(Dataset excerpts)
_____
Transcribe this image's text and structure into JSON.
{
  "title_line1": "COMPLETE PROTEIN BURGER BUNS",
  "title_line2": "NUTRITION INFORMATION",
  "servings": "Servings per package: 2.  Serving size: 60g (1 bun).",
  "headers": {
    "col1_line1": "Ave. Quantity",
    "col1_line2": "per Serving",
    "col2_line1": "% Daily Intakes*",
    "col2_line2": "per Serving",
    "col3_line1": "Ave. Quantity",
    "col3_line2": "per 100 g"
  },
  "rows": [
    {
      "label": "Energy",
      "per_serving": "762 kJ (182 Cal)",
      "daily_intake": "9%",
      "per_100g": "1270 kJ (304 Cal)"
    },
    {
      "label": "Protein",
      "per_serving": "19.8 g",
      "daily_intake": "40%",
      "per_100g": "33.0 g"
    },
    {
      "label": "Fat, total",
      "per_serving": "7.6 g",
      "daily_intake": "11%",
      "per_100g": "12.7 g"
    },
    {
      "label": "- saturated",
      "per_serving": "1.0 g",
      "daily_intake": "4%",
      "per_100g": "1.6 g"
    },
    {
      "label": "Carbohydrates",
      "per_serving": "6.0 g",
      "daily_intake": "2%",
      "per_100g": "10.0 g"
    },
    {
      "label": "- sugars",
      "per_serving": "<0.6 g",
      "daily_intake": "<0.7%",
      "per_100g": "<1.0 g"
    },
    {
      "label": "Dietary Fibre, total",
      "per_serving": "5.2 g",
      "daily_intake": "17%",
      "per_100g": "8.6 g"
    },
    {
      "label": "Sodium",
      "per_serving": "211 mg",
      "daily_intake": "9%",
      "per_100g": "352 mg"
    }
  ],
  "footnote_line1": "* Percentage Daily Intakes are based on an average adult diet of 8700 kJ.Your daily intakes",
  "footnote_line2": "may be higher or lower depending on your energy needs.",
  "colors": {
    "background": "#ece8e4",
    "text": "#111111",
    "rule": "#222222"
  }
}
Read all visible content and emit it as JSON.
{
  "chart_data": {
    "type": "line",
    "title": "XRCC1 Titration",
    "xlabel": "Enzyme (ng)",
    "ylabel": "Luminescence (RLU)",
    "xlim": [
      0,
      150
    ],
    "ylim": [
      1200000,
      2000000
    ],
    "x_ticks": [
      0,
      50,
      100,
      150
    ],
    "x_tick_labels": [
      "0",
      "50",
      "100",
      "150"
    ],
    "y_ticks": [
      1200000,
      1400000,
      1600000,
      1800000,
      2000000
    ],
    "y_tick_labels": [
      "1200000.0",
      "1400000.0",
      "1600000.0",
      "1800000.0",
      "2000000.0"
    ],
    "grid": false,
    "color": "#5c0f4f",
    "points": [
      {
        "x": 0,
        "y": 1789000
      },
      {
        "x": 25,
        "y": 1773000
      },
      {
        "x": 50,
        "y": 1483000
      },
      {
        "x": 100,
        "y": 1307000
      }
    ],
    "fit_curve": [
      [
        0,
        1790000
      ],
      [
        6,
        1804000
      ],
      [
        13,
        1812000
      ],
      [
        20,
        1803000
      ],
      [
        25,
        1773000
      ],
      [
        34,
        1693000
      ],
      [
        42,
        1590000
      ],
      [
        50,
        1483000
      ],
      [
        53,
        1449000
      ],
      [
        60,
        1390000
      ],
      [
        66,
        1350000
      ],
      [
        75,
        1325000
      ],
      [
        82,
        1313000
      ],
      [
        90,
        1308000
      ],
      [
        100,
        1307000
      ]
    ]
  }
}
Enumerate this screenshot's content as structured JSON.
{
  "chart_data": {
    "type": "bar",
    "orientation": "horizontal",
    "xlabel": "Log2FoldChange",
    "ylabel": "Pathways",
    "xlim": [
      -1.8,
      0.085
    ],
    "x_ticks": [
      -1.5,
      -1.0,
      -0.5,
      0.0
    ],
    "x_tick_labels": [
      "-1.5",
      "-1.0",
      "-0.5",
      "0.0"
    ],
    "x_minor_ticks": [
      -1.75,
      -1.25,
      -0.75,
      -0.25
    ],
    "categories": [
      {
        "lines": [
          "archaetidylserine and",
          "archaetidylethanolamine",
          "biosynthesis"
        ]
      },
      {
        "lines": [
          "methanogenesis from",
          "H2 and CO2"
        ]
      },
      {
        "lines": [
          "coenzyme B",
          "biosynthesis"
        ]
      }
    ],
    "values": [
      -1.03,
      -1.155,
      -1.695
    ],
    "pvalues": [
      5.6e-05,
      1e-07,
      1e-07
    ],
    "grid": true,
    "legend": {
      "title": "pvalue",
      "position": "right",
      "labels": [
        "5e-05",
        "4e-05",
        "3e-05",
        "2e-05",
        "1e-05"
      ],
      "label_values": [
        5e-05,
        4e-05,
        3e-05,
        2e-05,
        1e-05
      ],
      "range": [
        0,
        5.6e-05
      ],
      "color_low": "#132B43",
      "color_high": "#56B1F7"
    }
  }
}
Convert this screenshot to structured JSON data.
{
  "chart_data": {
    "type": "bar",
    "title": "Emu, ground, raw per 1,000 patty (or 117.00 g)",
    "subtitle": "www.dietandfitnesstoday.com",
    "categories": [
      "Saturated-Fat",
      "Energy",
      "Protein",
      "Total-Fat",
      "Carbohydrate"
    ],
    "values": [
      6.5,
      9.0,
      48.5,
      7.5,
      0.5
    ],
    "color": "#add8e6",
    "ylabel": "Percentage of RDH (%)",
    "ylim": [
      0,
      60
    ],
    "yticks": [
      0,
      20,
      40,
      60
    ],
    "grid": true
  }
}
_____
● **DIRECTIONS FOR THIS TASK**
Using the string "ylabel" as the search term, count the lines of the data above that hold it and report that number alone.

● **RESULT FOR THIS EXERCISE**
3